:: What to work on ::
Make an exact copy of the records, with the images left out.

:: Supplied data ::
━━━━━━
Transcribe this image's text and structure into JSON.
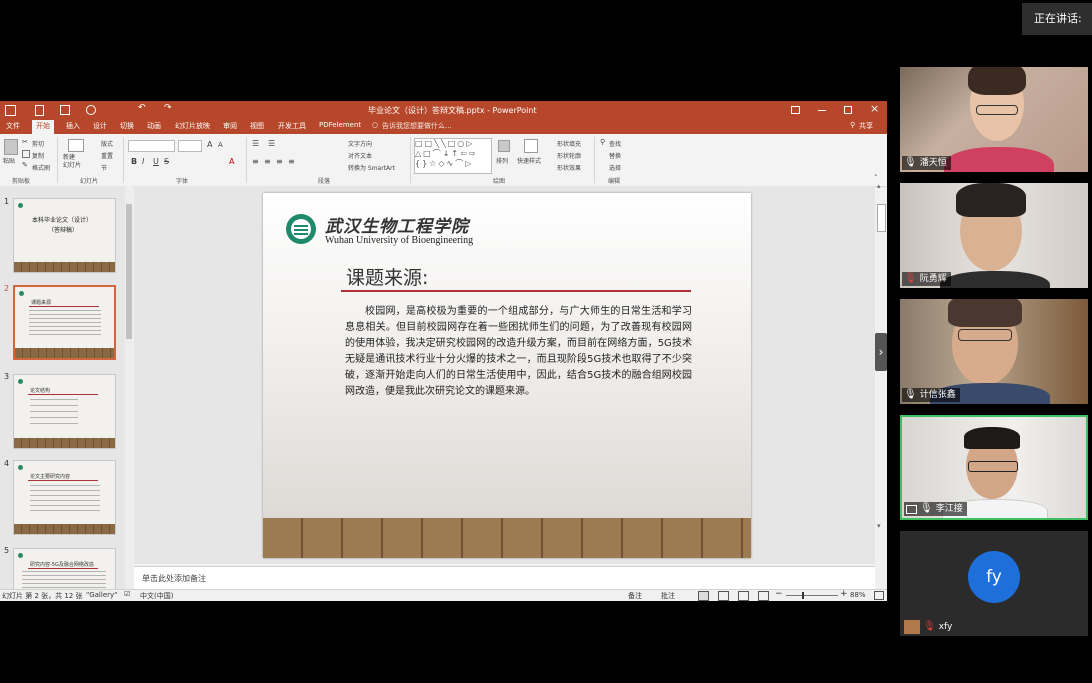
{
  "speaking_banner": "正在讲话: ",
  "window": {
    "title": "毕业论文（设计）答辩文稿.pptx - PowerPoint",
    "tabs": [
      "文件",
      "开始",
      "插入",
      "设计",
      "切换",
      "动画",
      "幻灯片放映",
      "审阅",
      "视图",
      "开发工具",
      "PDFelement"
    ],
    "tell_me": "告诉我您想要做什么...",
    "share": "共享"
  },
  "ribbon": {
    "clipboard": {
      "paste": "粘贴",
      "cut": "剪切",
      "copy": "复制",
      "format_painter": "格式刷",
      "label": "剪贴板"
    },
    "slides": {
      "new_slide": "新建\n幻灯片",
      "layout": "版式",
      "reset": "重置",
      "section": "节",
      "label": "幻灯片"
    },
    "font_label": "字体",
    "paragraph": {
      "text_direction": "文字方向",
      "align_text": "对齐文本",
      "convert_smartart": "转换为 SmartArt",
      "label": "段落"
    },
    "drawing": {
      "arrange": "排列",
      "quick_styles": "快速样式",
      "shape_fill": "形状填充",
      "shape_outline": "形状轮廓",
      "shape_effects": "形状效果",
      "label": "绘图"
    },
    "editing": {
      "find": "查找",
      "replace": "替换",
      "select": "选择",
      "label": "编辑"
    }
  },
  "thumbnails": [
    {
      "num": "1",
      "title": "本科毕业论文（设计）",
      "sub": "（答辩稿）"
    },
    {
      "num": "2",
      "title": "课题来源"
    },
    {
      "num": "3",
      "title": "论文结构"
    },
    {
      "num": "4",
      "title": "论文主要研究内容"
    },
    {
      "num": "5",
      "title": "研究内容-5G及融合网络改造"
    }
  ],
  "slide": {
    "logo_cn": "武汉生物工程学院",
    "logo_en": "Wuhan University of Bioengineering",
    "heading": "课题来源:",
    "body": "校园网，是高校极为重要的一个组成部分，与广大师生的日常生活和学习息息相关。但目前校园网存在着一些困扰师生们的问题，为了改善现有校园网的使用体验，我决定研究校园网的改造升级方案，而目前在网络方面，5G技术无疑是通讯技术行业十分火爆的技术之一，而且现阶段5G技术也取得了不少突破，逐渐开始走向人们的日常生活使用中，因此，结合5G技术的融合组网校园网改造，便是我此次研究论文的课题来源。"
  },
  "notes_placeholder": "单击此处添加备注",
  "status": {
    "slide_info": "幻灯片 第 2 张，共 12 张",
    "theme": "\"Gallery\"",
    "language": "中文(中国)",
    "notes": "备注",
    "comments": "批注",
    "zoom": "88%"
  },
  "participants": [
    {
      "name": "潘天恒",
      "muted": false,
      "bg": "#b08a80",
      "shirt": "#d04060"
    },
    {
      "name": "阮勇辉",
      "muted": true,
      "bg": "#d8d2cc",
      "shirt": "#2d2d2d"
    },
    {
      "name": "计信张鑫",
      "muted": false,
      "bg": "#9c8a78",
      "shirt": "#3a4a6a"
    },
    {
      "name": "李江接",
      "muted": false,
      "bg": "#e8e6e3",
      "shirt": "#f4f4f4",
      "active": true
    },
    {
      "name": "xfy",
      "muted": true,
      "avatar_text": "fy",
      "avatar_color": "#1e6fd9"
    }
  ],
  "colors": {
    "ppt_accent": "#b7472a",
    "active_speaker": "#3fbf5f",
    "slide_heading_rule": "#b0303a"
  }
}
━━━━━━
:: Solution ::
Transcribe this image's text and structure into JSON.
{
  "speaking_banner": "正在讲话: ",
  "window": {
    "title": "毕业论文（设计）答辩文稿.pptx - PowerPoint",
    "tabs": [
      "文件",
      "开始",
      "插入",
      "设计",
      "切换",
      "动画",
      "幻灯片放映",
      "审阅",
      "视图",
      "开发工具",
      "PDFelement"
    ],
    "tell_me": "告诉我您想要做什么...",
    "share": "共享"
  },
  "ribbon": {
    "clipboard": {
      "paste": "粘贴",
      "cut": "剪切",
      "copy": "复制",
      "format_painter": "格式刷",
      "label": "剪贴板"
    },
    "slides": {
      "new_slide": "新建\n幻灯片",
      "layout": "版式",
      "reset": "重置",
      "section": "节",
      "label": "幻灯片"
    },
    "font_label": "字体",
    "paragraph": {
      "text_direction": "文字方向",
      "align_text": "对齐文本",
      "convert_smartart": "转换为 SmartArt",
      "label": "段落"
    },
    "drawing": {
      "arrange": "排列",
      "quick_styles": "快速样式",
      "shape_fill": "形状填充",
      "shape_outline": "形状轮廓",
      "shape_effects": "形状效果",
      "label": "绘图"
    },
    "editing": {
      "find": "查找",
      "replace": "替换",
      "select": "选择",
      "label": "编辑"
    }
  },
  "thumbnails": [
    {
      "num": "1",
      "title": "本科毕业论文（设计）",
      "sub": "（答辩稿）"
    },
    {
      "num": "2",
      "title": "课题来源"
    },
    {
      "num": "3",
      "title": "论文结构"
    },
    {
      "num": "4",
      "title": "论文主要研究内容"
    },
    {
      "num": "5",
      "title": "研究内容-5G及融合网络改造"
    }
  ],
  "slide": {
    "logo_cn": "武汉生物工程学院",
    "logo_en": "Wuhan University of Bioengineering",
    "heading": "课题来源:",
    "body": "校园网，是高校极为重要的一个组成部分，与广大师生的日常生活和学习息息相关。但目前校园网存在着一些困扰师生们的问题，为了改善现有校园网的使用体验，我决定研究校园网的改造升级方案，而目前在网络方面，5G技术无疑是通讯技术行业十分火爆的技术之一，而且现阶段5G技术也取得了不少突破，逐渐开始走向人们的日常生活使用中，因此，结合5G技术的融合组网校园网改造，便是我此次研究论文的课题来源。"
  },
  "notes_placeholder": "单击此处添加备注",
  "status": {
    "slide_info": "幻灯片 第 2 张，共 12 张",
    "theme": "\"Gallery\"",
    "language": "中文(中国)",
    "notes": "备注",
    "comments": "批注",
    "zoom": "88%"
  },
  "participants": [
    {
      "name": "潘天恒",
      "muted": false,
      "bg": "#b08a80",
      "shirt": "#d04060"
    },
    {
      "name": "阮勇辉",
      "muted": true,
      "bg": "#d8d2cc",
      "shirt": "#2d2d2d"
    },
    {
      "name": "计信张鑫",
      "muted": false,
      "bg": "#9c8a78",
      "shirt": "#3a4a6a"
    },
    {
      "name": "李江接",
      "muted": false,
      "bg": "#e8e6e3",
      "shirt": "#f4f4f4",
      "active": true
    },
    {
      "name": "xfy",
      "muted": true,
      "avatar_text": "fy",
      "avatar_color": "#1e6fd9"
    }
  ],
  "colors": {
    "ppt_accent": "#b7472a",
    "active_speaker": "#3fbf5f",
    "slide_heading_rule": "#b0303a"
  }
}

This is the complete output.